» **Work required**
Count every line in the data below where "your" occurs, then state that number and nothing more.

» **Data records**

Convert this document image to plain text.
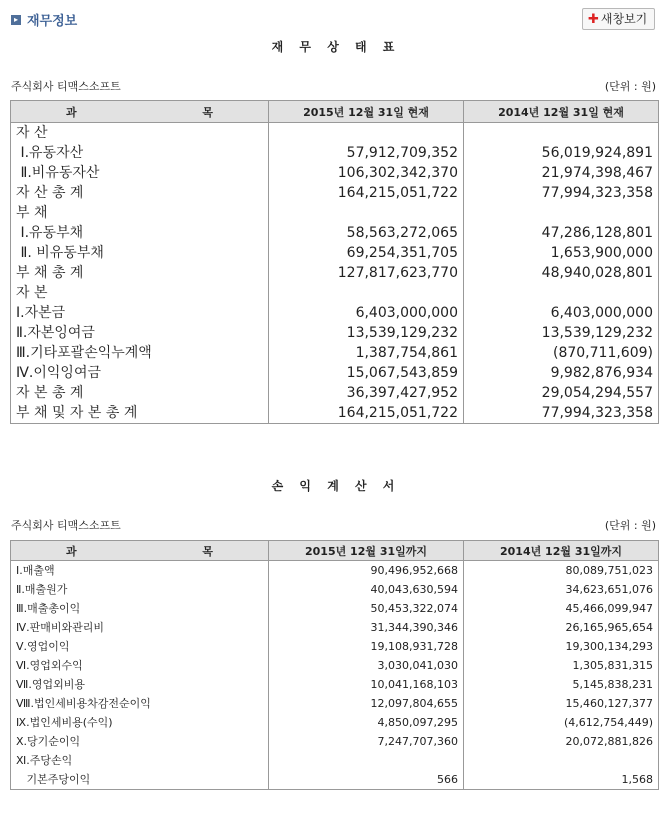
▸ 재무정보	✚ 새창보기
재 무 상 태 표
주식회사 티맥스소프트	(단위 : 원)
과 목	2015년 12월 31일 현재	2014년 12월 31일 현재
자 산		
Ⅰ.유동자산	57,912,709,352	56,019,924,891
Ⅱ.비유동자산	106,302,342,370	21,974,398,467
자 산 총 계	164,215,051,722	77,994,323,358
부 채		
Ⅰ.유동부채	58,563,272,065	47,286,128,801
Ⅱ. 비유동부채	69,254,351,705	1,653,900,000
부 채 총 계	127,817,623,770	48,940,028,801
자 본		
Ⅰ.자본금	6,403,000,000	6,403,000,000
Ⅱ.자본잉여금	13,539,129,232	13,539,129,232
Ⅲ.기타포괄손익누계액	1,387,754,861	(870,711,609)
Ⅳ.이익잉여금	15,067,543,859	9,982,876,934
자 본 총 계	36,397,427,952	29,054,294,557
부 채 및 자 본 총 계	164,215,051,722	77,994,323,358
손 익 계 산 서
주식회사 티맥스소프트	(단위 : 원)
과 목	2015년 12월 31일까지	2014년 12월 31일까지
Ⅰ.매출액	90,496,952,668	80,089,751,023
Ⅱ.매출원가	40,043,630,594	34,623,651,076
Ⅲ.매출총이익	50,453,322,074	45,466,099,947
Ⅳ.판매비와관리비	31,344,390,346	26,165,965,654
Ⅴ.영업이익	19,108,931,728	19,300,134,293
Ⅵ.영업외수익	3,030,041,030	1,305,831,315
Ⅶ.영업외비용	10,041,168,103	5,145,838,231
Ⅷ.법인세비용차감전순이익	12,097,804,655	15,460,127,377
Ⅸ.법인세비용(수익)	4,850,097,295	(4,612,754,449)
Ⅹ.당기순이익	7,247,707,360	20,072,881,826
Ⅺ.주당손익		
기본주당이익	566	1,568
--
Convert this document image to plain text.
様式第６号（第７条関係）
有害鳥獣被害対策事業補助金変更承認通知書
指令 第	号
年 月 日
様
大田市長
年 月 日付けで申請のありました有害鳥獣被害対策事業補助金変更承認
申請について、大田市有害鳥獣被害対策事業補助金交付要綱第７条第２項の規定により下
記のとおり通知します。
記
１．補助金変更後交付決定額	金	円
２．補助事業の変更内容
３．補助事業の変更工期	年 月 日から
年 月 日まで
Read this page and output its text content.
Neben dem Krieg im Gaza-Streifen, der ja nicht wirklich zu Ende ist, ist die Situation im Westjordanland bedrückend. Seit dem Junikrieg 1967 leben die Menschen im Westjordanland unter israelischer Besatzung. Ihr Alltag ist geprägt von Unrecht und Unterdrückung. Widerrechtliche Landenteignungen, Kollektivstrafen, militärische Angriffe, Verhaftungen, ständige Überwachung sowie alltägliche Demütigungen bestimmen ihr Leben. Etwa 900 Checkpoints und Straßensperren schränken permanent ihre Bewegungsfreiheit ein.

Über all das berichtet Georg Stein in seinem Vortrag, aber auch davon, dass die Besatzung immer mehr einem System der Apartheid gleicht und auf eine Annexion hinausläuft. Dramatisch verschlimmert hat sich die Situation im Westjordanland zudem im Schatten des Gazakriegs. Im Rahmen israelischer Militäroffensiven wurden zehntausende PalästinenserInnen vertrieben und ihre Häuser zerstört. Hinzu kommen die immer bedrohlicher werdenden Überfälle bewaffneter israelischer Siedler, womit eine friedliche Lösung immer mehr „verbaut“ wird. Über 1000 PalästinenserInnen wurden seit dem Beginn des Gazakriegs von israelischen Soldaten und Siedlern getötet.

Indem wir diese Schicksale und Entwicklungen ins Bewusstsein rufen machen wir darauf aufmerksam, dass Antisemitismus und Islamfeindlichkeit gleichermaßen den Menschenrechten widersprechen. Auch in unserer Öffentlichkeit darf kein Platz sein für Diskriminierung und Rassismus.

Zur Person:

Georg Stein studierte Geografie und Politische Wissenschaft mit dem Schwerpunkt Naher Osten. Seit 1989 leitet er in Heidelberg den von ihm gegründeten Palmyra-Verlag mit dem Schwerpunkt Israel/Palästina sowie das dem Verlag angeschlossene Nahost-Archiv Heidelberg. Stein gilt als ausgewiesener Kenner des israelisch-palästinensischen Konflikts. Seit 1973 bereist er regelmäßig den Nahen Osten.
...
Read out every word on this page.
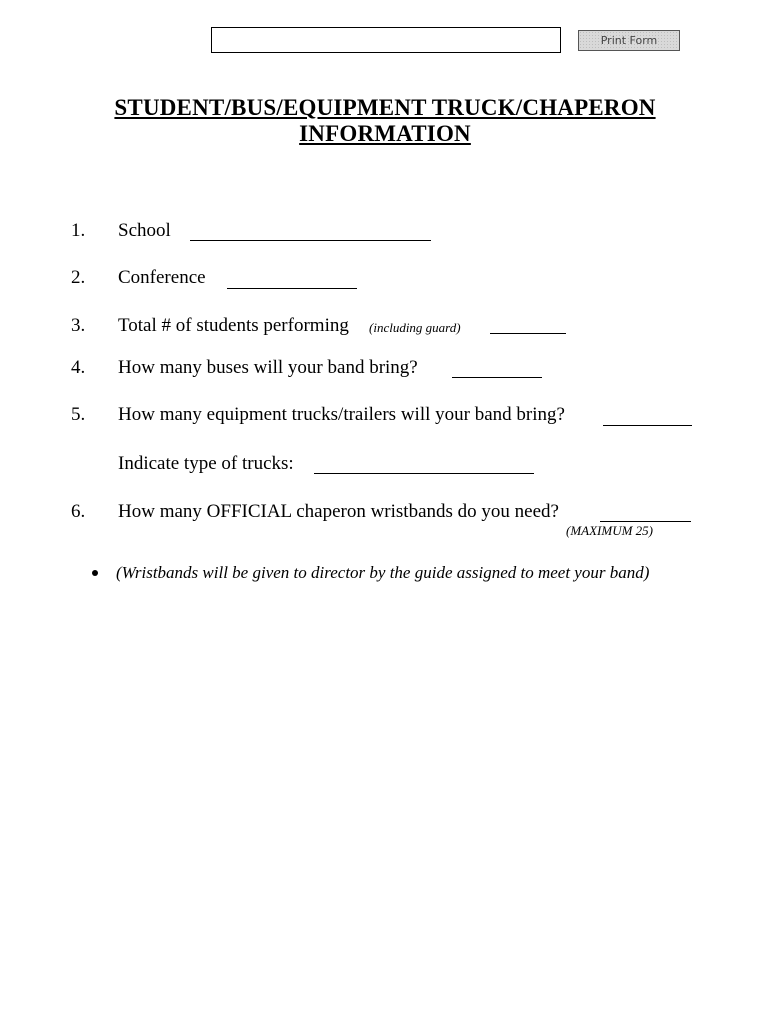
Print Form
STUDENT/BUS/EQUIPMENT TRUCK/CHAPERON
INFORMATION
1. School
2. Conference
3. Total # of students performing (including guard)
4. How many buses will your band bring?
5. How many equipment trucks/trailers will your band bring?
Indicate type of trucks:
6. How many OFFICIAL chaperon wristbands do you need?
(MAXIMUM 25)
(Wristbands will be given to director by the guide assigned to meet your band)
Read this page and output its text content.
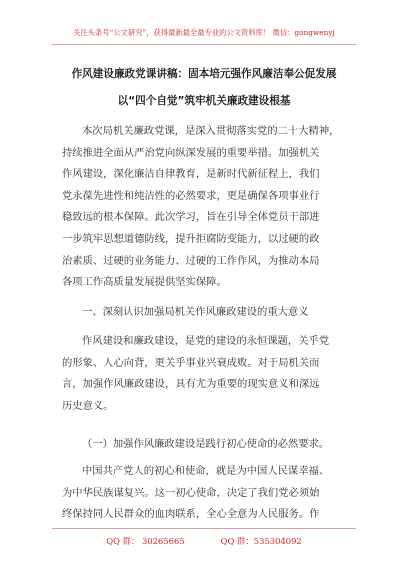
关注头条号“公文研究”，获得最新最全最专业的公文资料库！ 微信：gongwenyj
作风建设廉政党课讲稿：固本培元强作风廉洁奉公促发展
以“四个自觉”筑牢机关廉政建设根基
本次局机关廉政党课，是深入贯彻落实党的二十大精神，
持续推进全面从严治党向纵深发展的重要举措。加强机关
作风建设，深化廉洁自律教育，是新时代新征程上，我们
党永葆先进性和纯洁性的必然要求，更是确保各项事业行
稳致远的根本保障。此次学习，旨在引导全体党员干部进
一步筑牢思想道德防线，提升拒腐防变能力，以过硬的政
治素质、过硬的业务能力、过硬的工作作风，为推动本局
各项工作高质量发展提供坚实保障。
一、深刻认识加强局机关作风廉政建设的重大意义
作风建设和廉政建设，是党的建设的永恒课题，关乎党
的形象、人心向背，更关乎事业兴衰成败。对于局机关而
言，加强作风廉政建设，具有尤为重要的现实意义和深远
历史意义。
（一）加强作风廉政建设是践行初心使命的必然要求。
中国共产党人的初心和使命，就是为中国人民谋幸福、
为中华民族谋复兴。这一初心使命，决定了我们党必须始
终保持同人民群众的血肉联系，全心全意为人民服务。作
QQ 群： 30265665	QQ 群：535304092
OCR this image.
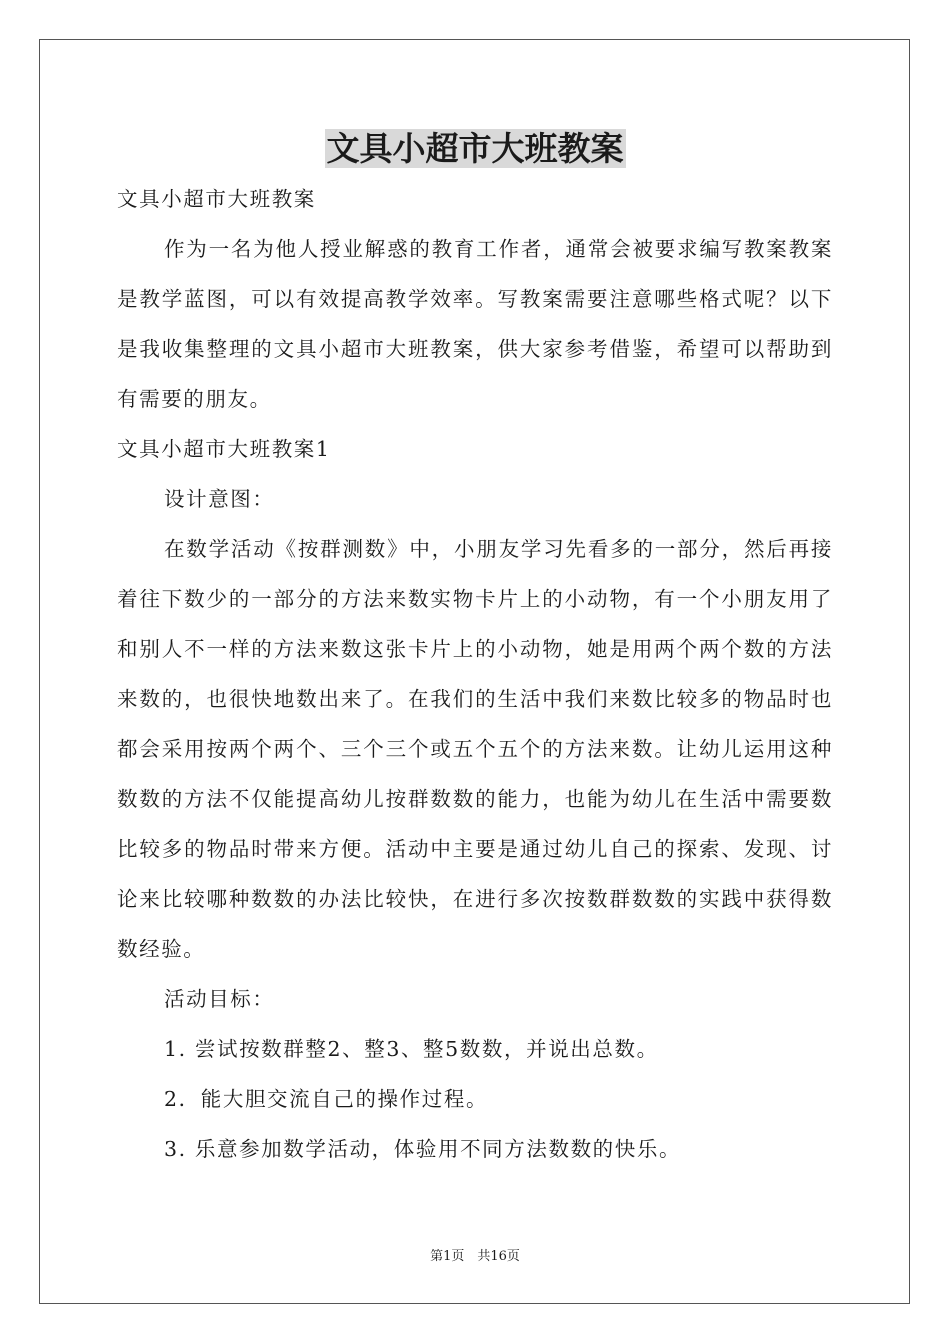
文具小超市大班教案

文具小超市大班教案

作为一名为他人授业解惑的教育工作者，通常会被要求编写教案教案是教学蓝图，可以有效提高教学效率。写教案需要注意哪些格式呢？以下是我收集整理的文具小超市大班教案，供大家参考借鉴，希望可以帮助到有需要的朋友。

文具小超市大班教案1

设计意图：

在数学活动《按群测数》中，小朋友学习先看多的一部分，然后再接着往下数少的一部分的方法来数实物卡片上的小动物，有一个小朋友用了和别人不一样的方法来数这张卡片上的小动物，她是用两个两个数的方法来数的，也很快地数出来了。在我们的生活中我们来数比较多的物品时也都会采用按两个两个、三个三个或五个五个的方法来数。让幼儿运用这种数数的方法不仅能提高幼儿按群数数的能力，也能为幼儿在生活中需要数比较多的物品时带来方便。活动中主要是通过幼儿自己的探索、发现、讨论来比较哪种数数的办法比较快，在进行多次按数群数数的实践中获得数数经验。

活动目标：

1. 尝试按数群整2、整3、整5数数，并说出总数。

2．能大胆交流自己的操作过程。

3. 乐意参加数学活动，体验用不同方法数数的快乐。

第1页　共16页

» **Complete answer**
3